- Stored records:
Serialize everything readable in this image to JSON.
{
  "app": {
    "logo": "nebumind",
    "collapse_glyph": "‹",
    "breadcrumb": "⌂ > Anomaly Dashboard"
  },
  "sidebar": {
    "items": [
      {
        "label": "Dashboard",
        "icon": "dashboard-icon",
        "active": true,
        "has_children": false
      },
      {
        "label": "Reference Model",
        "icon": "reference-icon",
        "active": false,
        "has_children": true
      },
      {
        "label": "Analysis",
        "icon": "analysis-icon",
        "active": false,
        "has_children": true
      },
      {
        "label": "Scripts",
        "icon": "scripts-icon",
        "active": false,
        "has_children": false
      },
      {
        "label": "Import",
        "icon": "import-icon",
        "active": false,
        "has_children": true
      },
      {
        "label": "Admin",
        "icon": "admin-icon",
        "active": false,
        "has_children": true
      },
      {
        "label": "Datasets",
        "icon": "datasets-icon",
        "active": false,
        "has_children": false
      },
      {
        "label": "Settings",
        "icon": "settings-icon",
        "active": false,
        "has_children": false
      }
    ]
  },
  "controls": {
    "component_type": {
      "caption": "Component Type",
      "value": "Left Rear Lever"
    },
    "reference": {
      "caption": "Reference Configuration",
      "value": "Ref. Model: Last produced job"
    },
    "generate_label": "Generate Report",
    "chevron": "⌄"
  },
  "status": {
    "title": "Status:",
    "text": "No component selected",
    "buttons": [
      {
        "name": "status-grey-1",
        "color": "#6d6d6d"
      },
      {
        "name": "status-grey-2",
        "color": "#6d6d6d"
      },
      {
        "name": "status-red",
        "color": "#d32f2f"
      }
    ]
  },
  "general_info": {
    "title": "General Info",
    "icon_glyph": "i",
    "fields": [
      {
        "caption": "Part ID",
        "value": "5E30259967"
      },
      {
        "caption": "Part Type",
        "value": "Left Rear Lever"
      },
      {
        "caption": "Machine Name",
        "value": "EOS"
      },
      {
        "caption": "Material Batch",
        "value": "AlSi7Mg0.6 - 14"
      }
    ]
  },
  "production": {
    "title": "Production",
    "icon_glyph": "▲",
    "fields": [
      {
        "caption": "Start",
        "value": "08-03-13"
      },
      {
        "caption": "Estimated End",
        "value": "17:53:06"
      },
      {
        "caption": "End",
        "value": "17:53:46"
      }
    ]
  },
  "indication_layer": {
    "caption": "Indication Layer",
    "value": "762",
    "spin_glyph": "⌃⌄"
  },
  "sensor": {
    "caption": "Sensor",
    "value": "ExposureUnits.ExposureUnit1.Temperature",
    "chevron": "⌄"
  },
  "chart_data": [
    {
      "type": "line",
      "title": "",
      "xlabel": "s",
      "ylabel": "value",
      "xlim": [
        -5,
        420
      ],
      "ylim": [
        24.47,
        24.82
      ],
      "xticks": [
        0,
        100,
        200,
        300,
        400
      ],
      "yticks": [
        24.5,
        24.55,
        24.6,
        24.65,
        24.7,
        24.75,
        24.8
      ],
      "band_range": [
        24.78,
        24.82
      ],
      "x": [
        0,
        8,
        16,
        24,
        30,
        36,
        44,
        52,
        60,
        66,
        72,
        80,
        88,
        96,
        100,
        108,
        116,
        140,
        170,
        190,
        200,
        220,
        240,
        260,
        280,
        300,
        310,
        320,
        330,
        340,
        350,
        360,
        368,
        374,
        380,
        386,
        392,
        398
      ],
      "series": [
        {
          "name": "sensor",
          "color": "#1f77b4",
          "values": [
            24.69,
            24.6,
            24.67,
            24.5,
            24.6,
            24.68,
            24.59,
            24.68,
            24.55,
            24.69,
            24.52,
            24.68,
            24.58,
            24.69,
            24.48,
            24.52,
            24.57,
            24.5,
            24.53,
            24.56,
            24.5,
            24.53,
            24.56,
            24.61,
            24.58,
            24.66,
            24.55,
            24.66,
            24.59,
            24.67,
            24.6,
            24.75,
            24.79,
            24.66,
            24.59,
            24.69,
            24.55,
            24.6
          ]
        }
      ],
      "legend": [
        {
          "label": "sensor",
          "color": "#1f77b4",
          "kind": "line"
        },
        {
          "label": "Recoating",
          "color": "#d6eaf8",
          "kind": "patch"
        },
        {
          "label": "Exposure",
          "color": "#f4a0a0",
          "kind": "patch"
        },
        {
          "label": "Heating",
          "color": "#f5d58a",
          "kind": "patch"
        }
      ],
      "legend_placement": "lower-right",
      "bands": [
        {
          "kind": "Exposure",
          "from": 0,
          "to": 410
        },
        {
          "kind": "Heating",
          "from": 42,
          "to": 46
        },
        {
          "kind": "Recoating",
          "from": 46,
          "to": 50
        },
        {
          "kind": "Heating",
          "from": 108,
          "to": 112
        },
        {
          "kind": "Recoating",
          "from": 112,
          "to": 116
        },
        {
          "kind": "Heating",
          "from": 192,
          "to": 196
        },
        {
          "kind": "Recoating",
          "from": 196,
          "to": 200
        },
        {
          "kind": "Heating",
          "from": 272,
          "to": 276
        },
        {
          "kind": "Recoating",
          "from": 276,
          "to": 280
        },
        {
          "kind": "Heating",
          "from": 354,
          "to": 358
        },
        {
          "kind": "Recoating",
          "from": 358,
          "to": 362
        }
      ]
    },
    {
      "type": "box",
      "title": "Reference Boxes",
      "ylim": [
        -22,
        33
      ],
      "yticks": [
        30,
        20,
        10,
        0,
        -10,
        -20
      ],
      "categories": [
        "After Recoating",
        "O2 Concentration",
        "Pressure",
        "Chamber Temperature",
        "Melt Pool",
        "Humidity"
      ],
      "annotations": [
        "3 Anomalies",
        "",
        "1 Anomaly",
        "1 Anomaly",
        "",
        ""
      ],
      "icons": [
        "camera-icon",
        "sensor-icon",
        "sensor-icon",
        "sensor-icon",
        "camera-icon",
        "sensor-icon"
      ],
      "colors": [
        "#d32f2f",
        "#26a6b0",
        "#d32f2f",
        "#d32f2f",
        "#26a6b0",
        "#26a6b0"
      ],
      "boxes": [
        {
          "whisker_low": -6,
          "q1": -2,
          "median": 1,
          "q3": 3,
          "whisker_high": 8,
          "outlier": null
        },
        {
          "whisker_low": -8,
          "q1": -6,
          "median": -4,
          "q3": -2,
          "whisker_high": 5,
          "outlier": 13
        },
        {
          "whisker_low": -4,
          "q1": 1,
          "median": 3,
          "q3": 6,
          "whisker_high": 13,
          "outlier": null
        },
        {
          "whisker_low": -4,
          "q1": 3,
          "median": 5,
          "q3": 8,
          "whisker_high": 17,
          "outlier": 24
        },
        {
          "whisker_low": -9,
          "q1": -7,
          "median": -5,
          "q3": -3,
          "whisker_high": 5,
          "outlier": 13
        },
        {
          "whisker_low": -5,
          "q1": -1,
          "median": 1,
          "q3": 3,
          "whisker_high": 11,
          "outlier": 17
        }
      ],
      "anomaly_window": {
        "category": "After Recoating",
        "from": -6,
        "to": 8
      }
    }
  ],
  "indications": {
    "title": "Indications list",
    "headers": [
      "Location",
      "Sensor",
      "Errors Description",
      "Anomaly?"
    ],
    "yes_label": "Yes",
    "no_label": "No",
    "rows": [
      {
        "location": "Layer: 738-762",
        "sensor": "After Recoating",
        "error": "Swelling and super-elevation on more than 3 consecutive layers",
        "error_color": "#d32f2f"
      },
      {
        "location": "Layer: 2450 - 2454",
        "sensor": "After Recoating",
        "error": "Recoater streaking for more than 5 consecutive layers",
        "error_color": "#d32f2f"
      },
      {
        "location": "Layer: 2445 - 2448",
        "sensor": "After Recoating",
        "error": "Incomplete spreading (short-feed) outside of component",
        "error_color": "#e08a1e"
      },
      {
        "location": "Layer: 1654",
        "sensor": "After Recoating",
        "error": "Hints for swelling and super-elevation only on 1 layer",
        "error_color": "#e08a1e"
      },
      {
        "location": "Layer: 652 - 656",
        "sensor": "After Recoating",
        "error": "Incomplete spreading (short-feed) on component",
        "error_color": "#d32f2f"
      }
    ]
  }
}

- What is needed: Locate all lines in the listing above with the word "more" and copy them.

- Answer to the exercise:
        "error": "Swelling and super-elevation on more than 3 consecutive layers",
        "error": "Recoater streaking for more than 5 consecutive layers",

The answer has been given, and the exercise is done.